(Short problem) Work out how many lines in the listing below include the word "Church"; answer with the number alone.
─── Entries shown
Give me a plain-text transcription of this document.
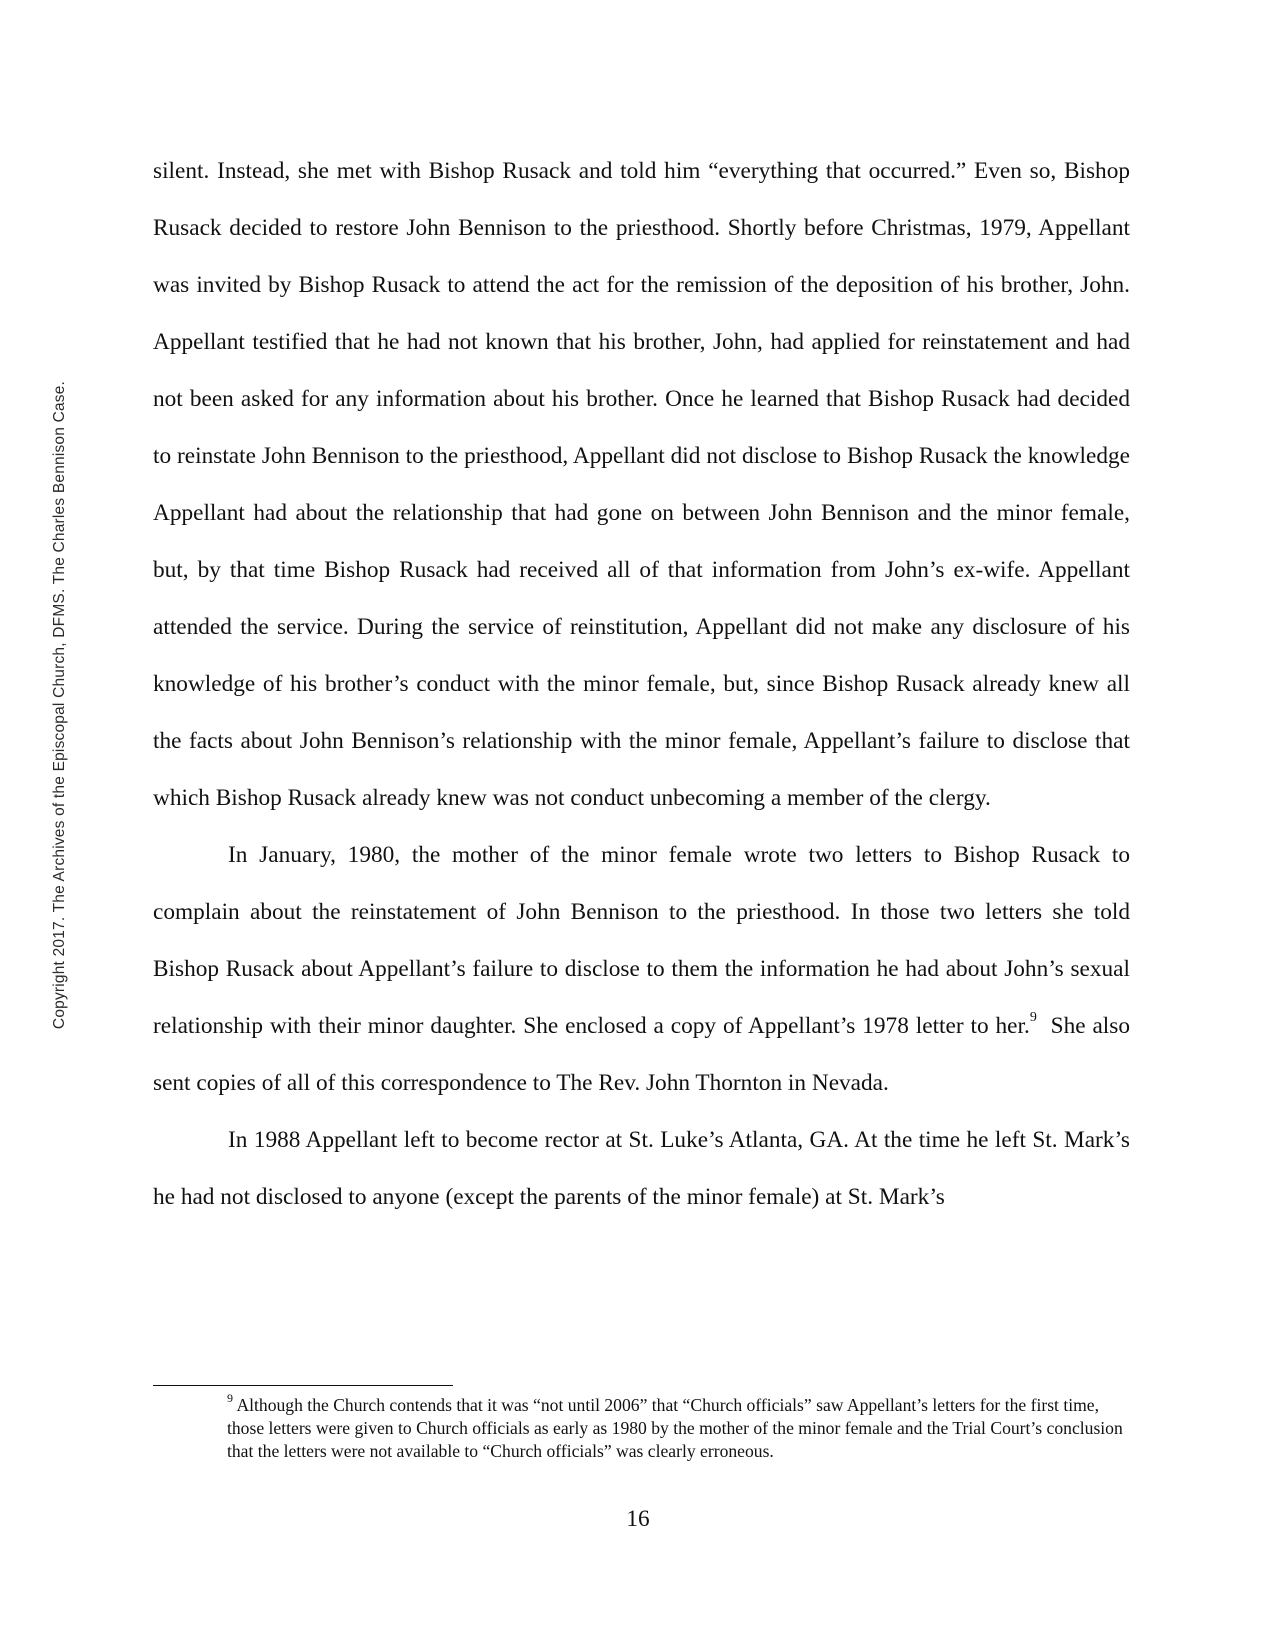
Copyright 2017. The Archives of the Episcopal Church, DFMS. The Charles Bennison Case.

silent. Instead, she met with Bishop Rusack and told him “everything that occurred.” Even so, Bishop Rusack decided to restore John Bennison to the priesthood. Shortly before Christmas, 1979, Appellant was invited by Bishop Rusack to attend the act for the remission of the deposition of his brother, John. Appellant testified that he had not known that his brother, John, had applied for reinstatement and had not been asked for any information about his brother. Once he learned that Bishop Rusack had decided to reinstate John Bennison to the priesthood, Appellant did not disclose to Bishop Rusack the knowledge Appellant had about the relationship that had gone on between John Bennison and the minor female, but, by that time Bishop Rusack had received all of that information from John’s ex-wife. Appellant attended the service. During the service of reinstitution, Appellant did not make any disclosure of his knowledge of his brother’s conduct with the minor female, but, since Bishop Rusack already knew all the facts about John Bennison’s relationship with the minor female, Appellant’s failure to disclose that which Bishop Rusack already knew was not conduct unbecoming a member of the clergy.

In January, 1980, the mother of the minor female wrote two letters to Bishop Rusack to complain about the reinstatement of John Bennison to the priesthood. In those two letters she told Bishop Rusack about Appellant’s failure to disclose to them the information he had about John’s sexual relationship with their minor daughter. She enclosed a copy of Appellant’s 1978 letter to her.$^9$ She also sent copies of all of this correspondence to The Rev. John Thornton in Nevada.

In 1988 Appellant left to become rector at St. Luke’s Atlanta, GA. At the time he left St. Mark’s he had not disclosed to anyone (except the parents of the minor female) at St. Mark’s

$^9$ Although the Church contends that it was “not until 2006” that “Church officials” saw Appellant’s letters for the first time, those letters were given to Church officials as early as 1980 by the mother of the minor female and the Trial Court’s conclusion that the letters were not available to “Church officials” was clearly erroneous.
16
──────
(Written answer) 2